> _Records for the exercise_
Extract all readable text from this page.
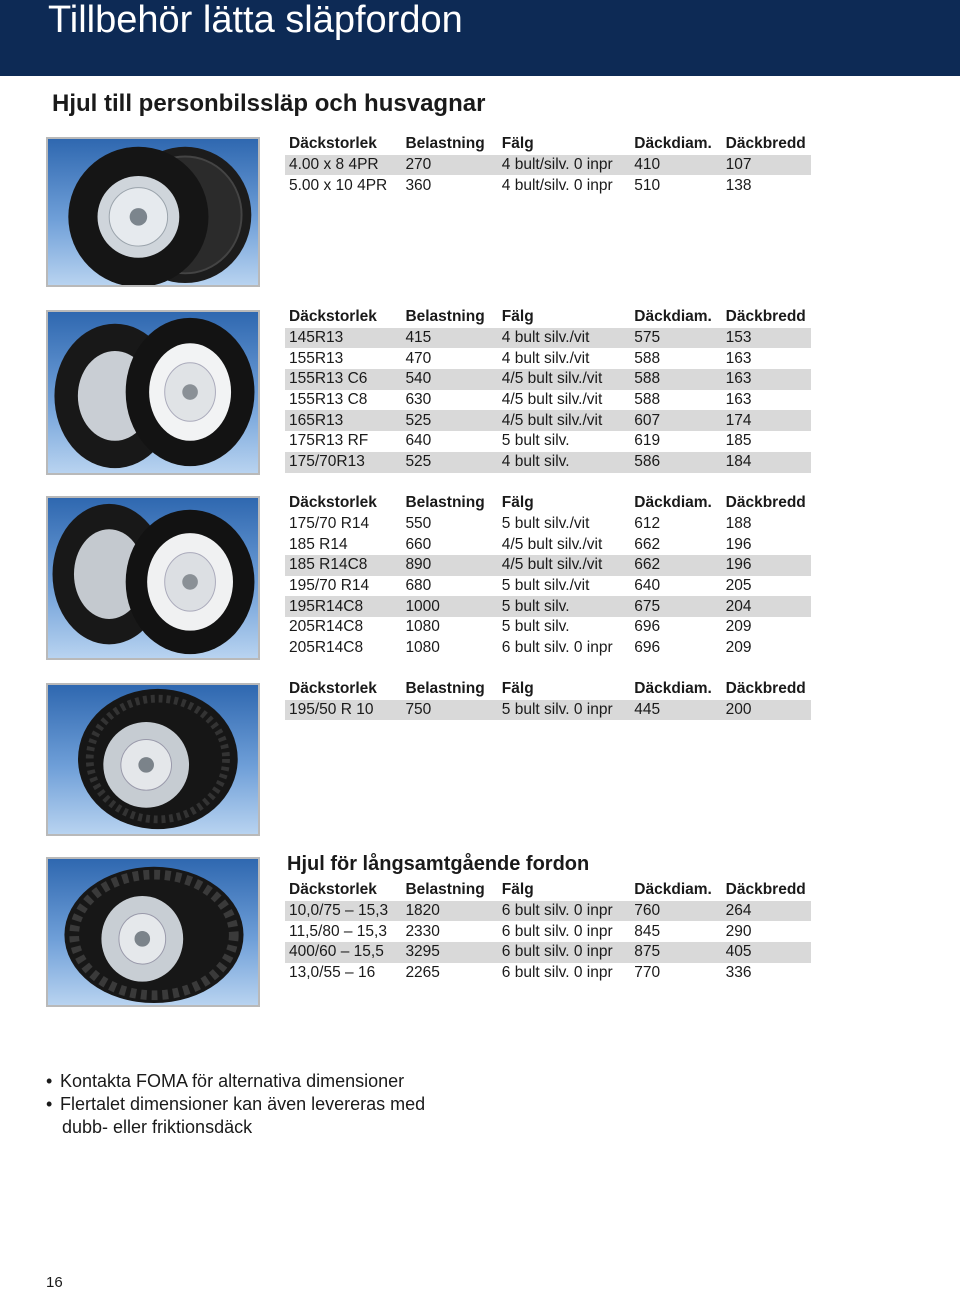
Tillbehör lätta släpfordon
Hjul till personbilssläp och husvagnar
Däckstorlek	Belastning	Fälg	Däckdiam.	Däckbredd
4.00 x 8 4PR	270	4 bult/silv. 0 inpr	410	107
5.00 x 10 4PR	360	4 bult/silv. 0 inpr	510	138
Däckstorlek	Belastning	Fälg	Däckdiam.	Däckbredd
145R13	415	4 bult silv./vit	575	153
155R13	470	4 bult silv./vit	588	163
155R13 C6	540	4/5 bult silv./vit	588	163
155R13 C8	630	4/5 bult silv./vit	588	163
165R13	525	4/5 bult silv./vit	607	174
175R13 RF	640	5 bult silv.	619	185
175/70R13	525	4 bult silv.	586	184
Däckstorlek	Belastning	Fälg	Däckdiam.	Däckbredd
175/70 R14	550	5 bult silv./vit	612	188
185 R14	660	4/5 bult silv./vit	662	196
185 R14C8	890	4/5 bult silv./vit	662	196
195/70 R14	680	5 bult silv./vit	640	205
195R14C8	1000	5 bult silv.	675	204
205R14C8	1080	5 bult silv.	696	209
205R14C8	1080	6 bult silv. 0 inpr	696	209
Däckstorlek	Belastning	Fälg	Däckdiam.	Däckbredd
195/50 R 10	750	5 bult silv. 0 inpr	445	200
Hjul för långsamtgående fordon
Däckstorlek	Belastning	Fälg	Däckdiam.	Däckbredd
10,0/75 – 15,3	1820	6 bult silv. 0 inpr	760	264
11,5/80 – 15,3	2330	6 bult silv. 0 inpr	845	290
400/60 – 15,5	3295	6 bult silv. 0 inpr	875	405
13,0/55 – 16	2265	6 bult silv. 0 inpr	770	336
• Kontakta FOMA för alternativa dimensioner
• Flertalet dimensioner kan även levereras med
dubb- eller friktionsdäck
16
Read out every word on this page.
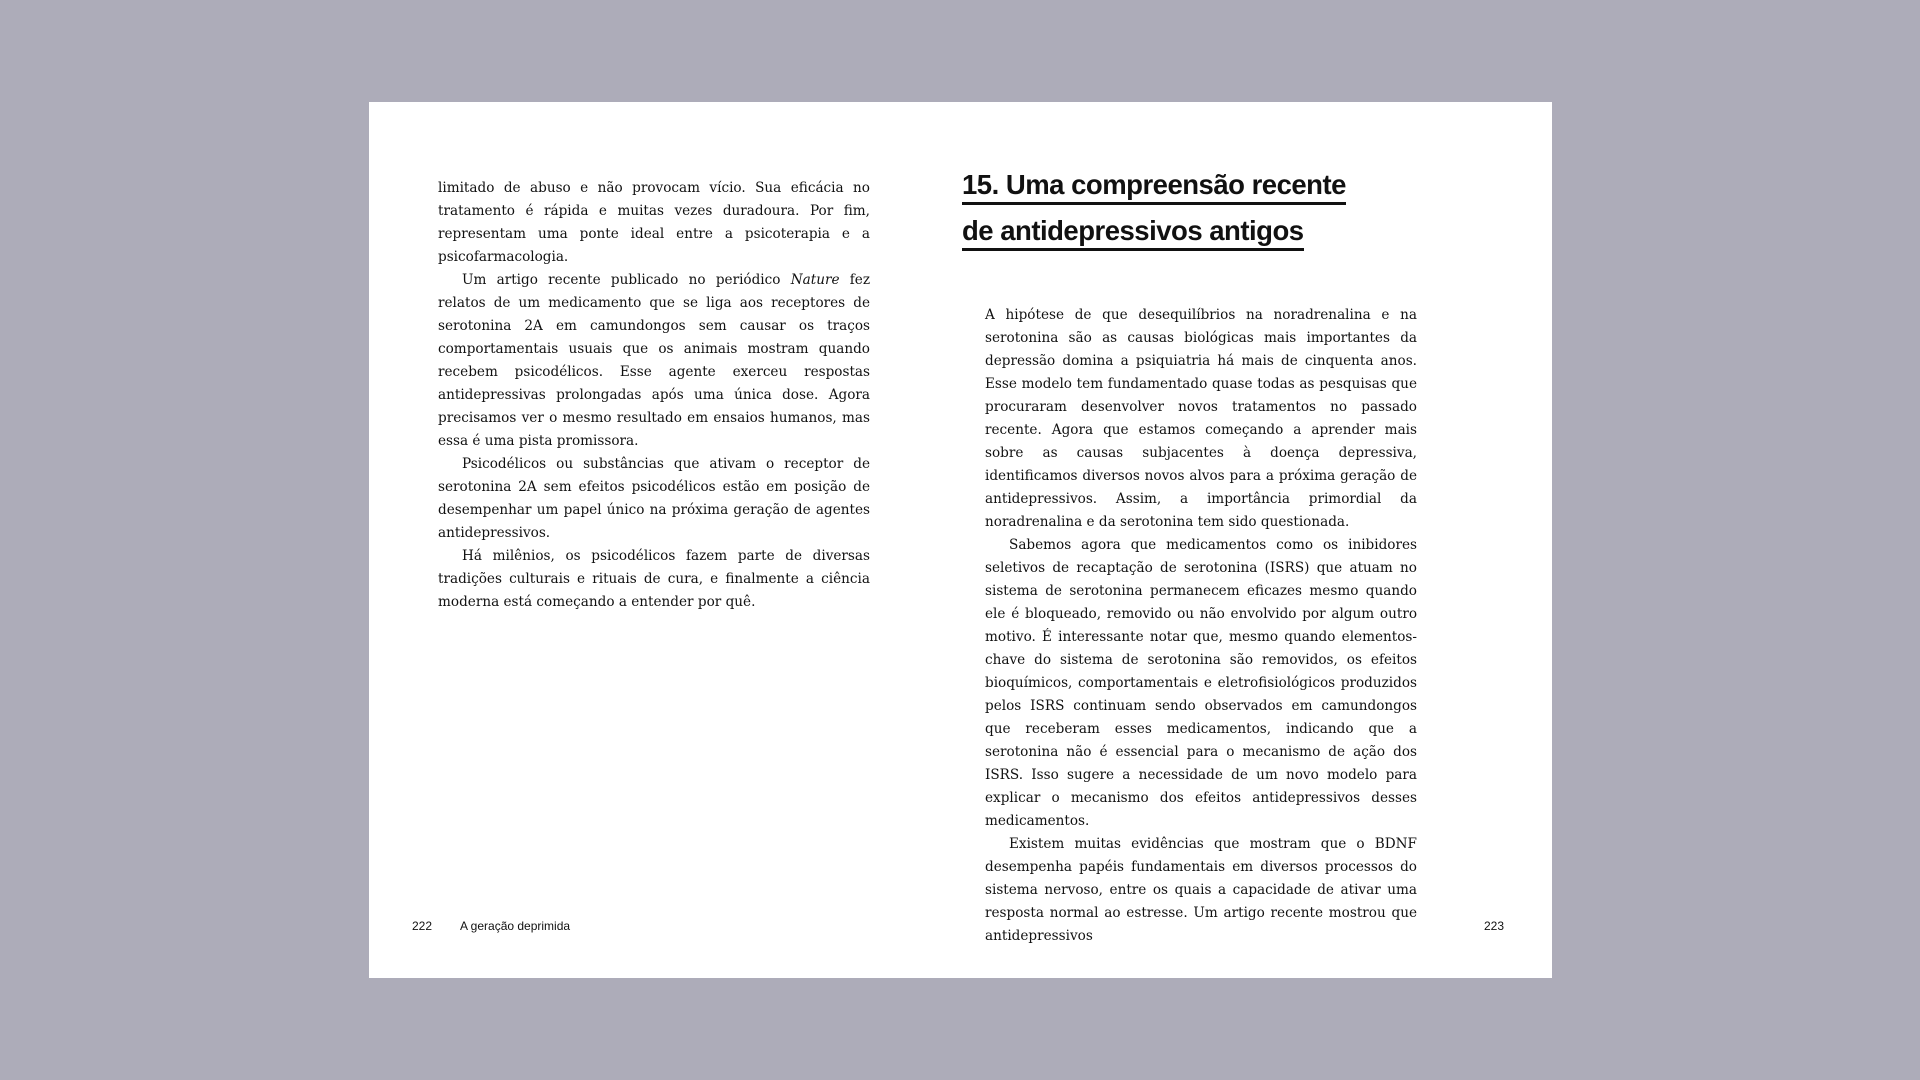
limitado de abuso e não provocam vício. Sua eficácia no tratamento é rápida e muitas vezes duradoura. Por fim, representam uma ponte ideal entre a psicoterapia e a psicofarmacologia.

Um artigo recente publicado no periódico Nature fez relatos de um medicamento que se liga aos receptores de serotonina 2A em camundongos sem causar os traços comportamentais usuais que os animais mostram quando recebem psicodélicos. Esse agente exerceu respostas antidepressivas prolongadas após uma única dose. Agora precisamos ver o mesmo resultado em ensaios humanos, mas essa é uma pista promissora.

Psicodélicos ou substâncias que ativam o receptor de serotonina 2A sem efeitos psicodélicos estão em posição de desempenhar um papel único na próxima geração de agentes antidepressivos.

Há milênios, os psicodélicos fazem parte de diversas tradições culturais e rituais de cura, e finalmente a ciência moderna está começando a entender por quê.

15. Uma compreensão recente
de antidepressivos antigos

A hipótese de que desequilíbrios na noradrenalina e na serotonina são as causas biológicas mais importantes da depressão domina a psiquiatria há mais de cinquenta anos. Esse modelo tem fundamentado quase todas as pesquisas que procuraram desenvolver novos tratamentos no passado recente. Agora que estamos começando a aprender mais sobre as causas subjacentes à doença depressiva, identificamos diversos novos alvos para a próxima geração de antidepressivos. Assim, a importância primordial da noradrenalina e da serotonina tem sido questionada.

Sabemos agora que medicamentos como os inibidores seletivos de recaptação de serotonina (ISRS) que atuam no sistema de serotonina permanecem eficazes mesmo quando ele é bloqueado, removido ou não envolvido por algum outro motivo. É interessante notar que, mesmo quando elementos-chave do sistema de serotonina são removidos, os efeitos bioquímicos, comportamentais e eletrofisiológicos produzidos pelos ISRS continuam sendo observados em camundongos que receberam esses medicamentos, indicando que a serotonina não é essencial para o mecanismo de ação dos ISRS. Isso sugere a necessidade de um novo modelo para explicar o mecanismo dos efeitos antidepressivos desses medicamentos.

Existem muitas evidências que mostram que o BDNF desempenha papéis fundamentais em diversos processos do sistema nervoso, entre os quais a capacidade de ativar uma resposta normal ao estresse. Um artigo recente mostrou que antidepressivos

222 A geração deprimida	223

> _Exercise description_
Without the pictures, repeat the listing above exactly.

> _Result_
Extract all readable text from this page.
Tillbehör lätta släpfordon
Hjul till personbilssläp och husvagnar
Däckstorlek	Belastning	Fälg	Däckdiam.	Däckbredd
4.00 x 8 4PR	270	4 bult/silv. 0 inpr	410	107
5.00 x 10 4PR	360	4 bult/silv. 0 inpr	510	138
Däckstorlek	Belastning	Fälg	Däckdiam.	Däckbredd
145R13	415	4 bult silv./vit	575	153
155R13	470	4 bult silv./vit	588	163
155R13 C6	540	4/5 bult silv./vit	588	163
155R13 C8	630	4/5 bult silv./vit	588	163
165R13	525	4/5 bult silv./vit	607	174
175R13 RF	640	5 bult silv.	619	185
175/70R13	525	4 bult silv.	586	184
Däckstorlek	Belastning	Fälg	Däckdiam.	Däckbredd
175/70 R14	550	5 bult silv./vit	612	188
185 R14	660	4/5 bult silv./vit	662	196
185 R14C8	890	4/5 bult silv./vit	662	196
195/70 R14	680	5 bult silv./vit	640	205
195R14C8	1000	5 bult silv.	675	204
205R14C8	1080	5 bult silv.	696	209
205R14C8	1080	6 bult silv. 0 inpr	696	209
Däckstorlek	Belastning	Fälg	Däckdiam.	Däckbredd
195/50 R 10	750	5 bult silv. 0 inpr	445	200
Hjul för långsamtgående fordon
Däckstorlek	Belastning	Fälg	Däckdiam.	Däckbredd
10,0/75 – 15,3	1820	6 bult silv. 0 inpr	760	264
11,5/80 – 15,3	2330	6 bult silv. 0 inpr	845	290
400/60 – 15,5	3295	6 bult silv. 0 inpr	875	405
13,0/55 – 16	2265	6 bult silv. 0 inpr	770	336
• Kontakta FOMA för alternativa dimensioner
• Flertalet dimensioner kan även levereras med
dubb- eller friktionsdäck
16
Read out every word on this page.
limitado de abuso e não provocam vício. Sua eficácia no tratamento é rápida e muitas vezes duradoura. Por fim, representam uma ponte ideal entre a psicoterapia e a psicofarmacologia.

Um artigo recente publicado no periódico Nature fez relatos de um medicamento que se liga aos receptores de serotonina 2A em camundongos sem causar os traços comportamentais usuais que os animais mostram quando recebem psicodélicos. Esse agente exerceu respostas antidepressivas prolongadas após uma única dose. Agora precisamos ver o mesmo resultado em ensaios humanos, mas essa é uma pista promissora.

Psicodélicos ou substâncias que ativam o receptor de serotonina 2A sem efeitos psicodélicos estão em posição de desempenhar um papel único na próxima geração de agentes antidepressivos.

Há milênios, os psicodélicos fazem parte de diversas tradições culturais e rituais de cura, e finalmente a ciência moderna está começando a entender por quê.

15. Uma compreensão recente
de antidepressivos antigos

A hipótese de que desequilíbrios na noradrenalina e na serotonina são as causas biológicas mais importantes da depressão domina a psiquiatria há mais de cinquenta anos. Esse modelo tem fundamentado quase todas as pesquisas que procuraram desenvolver novos tratamentos no passado recente. Agora que estamos começando a aprender mais sobre as causas subjacentes à doença depressiva, identificamos diversos novos alvos para a próxima geração de antidepressivos. Assim, a importância primordial da noradrenalina e da serotonina tem sido questionada.

Sabemos agora que medicamentos como os inibidores seletivos de recaptação de serotonina (ISRS) que atuam no sistema de serotonina permanecem eficazes mesmo quando ele é bloqueado, removido ou não envolvido por algum outro motivo. É interessante notar que, mesmo quando elementos-chave do sistema de serotonina são removidos, os efeitos bioquímicos, comportamentais e eletrofisiológicos produzidos pelos ISRS continuam sendo observados em camundongos que receberam esses medicamentos, indicando que a serotonina não é essencial para o mecanismo de ação dos ISRS. Isso sugere a necessidade de um novo modelo para explicar o mecanismo dos efeitos antidepressivos desses medicamentos.

Existem muitas evidências que mostram que o BDNF desempenha papéis fundamentais em diversos processos do sistema nervoso, entre os quais a capacidade de ativar uma resposta normal ao estresse. Um artigo recente mostrou que antidepressivos

222 A geração deprimida	223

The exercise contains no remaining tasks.